»»
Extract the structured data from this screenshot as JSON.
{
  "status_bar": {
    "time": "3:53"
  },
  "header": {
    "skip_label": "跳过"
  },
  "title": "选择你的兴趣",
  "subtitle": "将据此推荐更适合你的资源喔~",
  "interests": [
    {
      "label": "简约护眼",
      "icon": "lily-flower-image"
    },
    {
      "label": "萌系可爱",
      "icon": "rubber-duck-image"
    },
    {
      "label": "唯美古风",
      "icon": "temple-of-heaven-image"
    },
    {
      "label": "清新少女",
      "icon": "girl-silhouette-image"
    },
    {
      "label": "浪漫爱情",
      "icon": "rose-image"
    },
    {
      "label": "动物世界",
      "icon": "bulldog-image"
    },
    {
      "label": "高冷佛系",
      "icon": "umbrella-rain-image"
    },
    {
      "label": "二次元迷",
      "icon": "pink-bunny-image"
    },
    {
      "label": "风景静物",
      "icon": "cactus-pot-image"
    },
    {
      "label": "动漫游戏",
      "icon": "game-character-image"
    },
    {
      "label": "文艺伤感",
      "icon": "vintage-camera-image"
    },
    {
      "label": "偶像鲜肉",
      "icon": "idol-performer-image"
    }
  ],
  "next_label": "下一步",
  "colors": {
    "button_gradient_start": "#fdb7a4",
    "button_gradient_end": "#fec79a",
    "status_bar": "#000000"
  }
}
««
»»
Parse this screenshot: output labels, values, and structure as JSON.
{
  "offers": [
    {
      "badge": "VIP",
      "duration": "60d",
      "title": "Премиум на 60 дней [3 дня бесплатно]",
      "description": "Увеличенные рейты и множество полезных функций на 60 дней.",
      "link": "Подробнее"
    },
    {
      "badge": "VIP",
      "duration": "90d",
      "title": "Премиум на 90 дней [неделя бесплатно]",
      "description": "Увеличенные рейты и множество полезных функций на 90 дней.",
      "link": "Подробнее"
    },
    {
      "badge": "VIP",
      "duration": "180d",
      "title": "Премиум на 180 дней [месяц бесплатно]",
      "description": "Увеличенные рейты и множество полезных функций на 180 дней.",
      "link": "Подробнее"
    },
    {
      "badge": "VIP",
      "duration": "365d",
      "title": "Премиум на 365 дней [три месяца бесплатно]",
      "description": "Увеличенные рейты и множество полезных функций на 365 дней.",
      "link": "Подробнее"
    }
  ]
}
««
■ Task to complete
Make a list of all lines in the data that contain "this".

■ The result
Extract the structured data from this screenshot as JSON.
Parse this screenshot: output labels, values, and structure as JSON.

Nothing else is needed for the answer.